Of the lines in the listing, how many include the string "Service"? Write the number and nothing else.

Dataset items
-- begin --
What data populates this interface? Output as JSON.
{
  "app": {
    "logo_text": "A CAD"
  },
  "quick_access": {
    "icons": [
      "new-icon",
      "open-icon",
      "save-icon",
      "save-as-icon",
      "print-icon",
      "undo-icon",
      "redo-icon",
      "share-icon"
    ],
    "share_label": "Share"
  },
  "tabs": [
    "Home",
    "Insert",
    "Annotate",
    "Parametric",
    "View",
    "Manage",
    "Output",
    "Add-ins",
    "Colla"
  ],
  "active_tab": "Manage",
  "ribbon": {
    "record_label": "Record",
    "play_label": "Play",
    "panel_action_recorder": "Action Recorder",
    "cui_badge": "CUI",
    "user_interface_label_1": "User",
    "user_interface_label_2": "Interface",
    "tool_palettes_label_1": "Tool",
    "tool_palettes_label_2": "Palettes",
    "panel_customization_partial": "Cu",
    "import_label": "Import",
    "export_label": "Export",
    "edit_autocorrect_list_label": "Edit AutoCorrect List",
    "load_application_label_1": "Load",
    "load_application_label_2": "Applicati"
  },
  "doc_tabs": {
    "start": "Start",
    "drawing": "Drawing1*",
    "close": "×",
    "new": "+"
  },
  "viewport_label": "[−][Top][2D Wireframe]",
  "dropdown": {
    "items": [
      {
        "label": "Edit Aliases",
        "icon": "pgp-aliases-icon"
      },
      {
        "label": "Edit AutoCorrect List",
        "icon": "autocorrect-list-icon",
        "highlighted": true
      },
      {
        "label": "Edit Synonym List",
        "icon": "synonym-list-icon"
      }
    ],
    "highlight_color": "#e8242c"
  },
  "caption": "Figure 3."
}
-- end --
-- begin --
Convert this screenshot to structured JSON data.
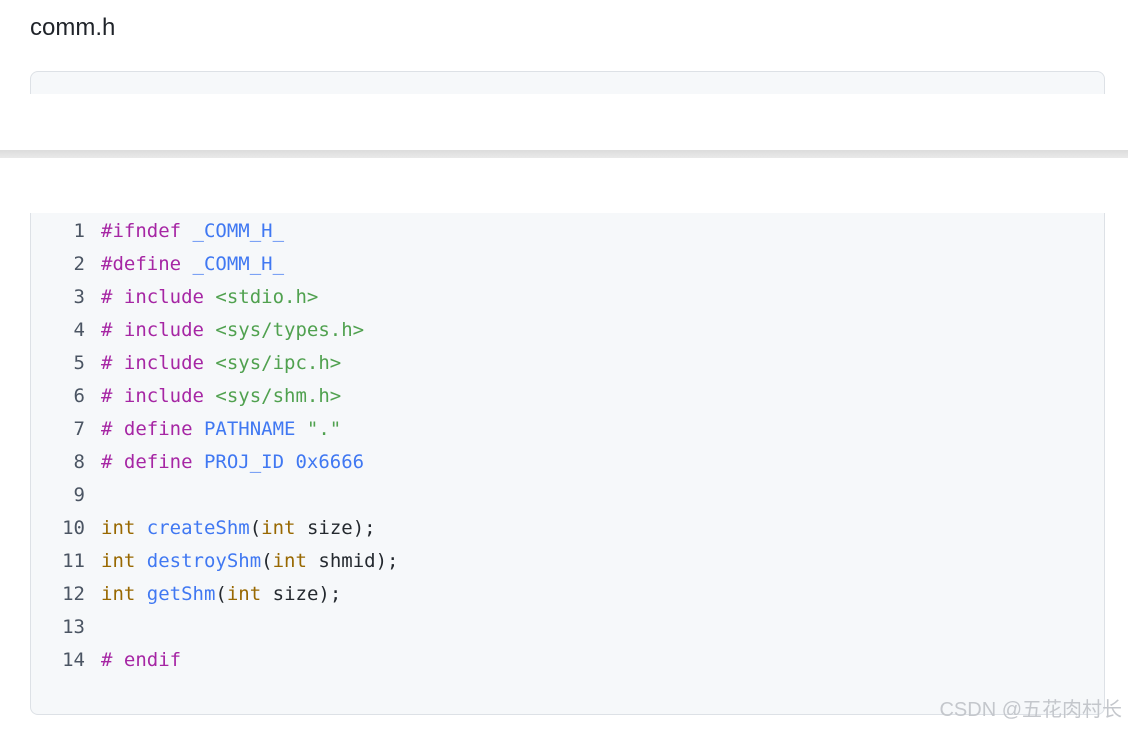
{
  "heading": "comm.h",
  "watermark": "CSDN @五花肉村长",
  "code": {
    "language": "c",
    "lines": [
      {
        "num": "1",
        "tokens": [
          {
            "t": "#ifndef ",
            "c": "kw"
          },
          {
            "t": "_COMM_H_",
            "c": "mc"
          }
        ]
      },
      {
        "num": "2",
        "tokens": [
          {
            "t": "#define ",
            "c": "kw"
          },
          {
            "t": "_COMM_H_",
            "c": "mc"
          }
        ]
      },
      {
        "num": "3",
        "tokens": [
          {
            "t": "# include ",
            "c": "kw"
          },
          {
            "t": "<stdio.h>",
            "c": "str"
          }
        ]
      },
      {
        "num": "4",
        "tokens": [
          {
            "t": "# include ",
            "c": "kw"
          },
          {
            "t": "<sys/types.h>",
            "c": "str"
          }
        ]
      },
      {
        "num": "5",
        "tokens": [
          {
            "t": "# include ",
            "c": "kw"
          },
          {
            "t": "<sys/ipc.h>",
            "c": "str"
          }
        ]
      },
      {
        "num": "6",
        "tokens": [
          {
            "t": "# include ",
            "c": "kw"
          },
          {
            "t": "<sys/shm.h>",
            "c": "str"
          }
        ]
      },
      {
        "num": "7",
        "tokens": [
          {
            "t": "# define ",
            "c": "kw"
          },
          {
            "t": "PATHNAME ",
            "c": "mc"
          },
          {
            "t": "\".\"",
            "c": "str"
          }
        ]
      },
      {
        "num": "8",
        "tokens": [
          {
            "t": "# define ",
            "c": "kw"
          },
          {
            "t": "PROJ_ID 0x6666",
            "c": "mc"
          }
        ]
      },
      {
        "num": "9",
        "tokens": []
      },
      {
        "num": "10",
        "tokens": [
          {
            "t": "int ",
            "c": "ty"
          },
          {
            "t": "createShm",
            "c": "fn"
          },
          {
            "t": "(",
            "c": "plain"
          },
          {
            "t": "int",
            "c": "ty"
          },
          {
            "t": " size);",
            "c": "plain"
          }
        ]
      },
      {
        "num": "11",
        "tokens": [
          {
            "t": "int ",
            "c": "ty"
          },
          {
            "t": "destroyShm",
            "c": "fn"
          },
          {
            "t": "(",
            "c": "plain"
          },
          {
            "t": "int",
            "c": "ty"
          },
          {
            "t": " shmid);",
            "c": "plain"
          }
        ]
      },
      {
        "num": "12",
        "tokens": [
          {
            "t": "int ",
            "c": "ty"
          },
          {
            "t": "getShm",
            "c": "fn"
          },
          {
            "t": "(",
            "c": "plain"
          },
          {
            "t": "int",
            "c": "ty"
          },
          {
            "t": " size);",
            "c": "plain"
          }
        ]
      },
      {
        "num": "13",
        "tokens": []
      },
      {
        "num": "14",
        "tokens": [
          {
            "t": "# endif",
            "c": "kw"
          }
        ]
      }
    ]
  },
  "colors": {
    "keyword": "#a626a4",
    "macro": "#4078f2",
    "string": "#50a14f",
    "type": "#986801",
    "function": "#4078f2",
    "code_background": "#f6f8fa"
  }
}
-- end --
-- begin --
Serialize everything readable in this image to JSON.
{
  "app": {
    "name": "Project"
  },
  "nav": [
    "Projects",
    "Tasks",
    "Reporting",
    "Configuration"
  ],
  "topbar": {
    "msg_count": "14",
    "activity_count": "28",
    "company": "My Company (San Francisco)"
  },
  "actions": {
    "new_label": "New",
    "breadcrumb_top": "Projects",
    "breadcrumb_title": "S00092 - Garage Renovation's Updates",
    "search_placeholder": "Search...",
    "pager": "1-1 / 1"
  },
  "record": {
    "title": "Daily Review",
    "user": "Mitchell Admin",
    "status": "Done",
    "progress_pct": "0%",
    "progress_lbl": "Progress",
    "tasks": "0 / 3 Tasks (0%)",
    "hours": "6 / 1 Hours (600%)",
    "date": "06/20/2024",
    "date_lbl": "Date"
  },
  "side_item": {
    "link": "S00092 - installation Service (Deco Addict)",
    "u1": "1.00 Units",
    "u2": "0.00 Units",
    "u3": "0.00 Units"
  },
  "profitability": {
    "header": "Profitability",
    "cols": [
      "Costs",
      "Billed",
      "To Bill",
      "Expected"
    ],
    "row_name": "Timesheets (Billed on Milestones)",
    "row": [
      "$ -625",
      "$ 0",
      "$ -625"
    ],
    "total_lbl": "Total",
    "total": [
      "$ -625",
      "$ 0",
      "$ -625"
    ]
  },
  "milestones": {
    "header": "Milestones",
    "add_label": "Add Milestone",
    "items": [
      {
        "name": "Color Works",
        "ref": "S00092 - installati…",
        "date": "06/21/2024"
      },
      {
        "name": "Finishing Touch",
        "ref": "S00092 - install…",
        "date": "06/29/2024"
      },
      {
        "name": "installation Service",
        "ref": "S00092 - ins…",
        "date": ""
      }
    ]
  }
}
-- end --
-- The output --
2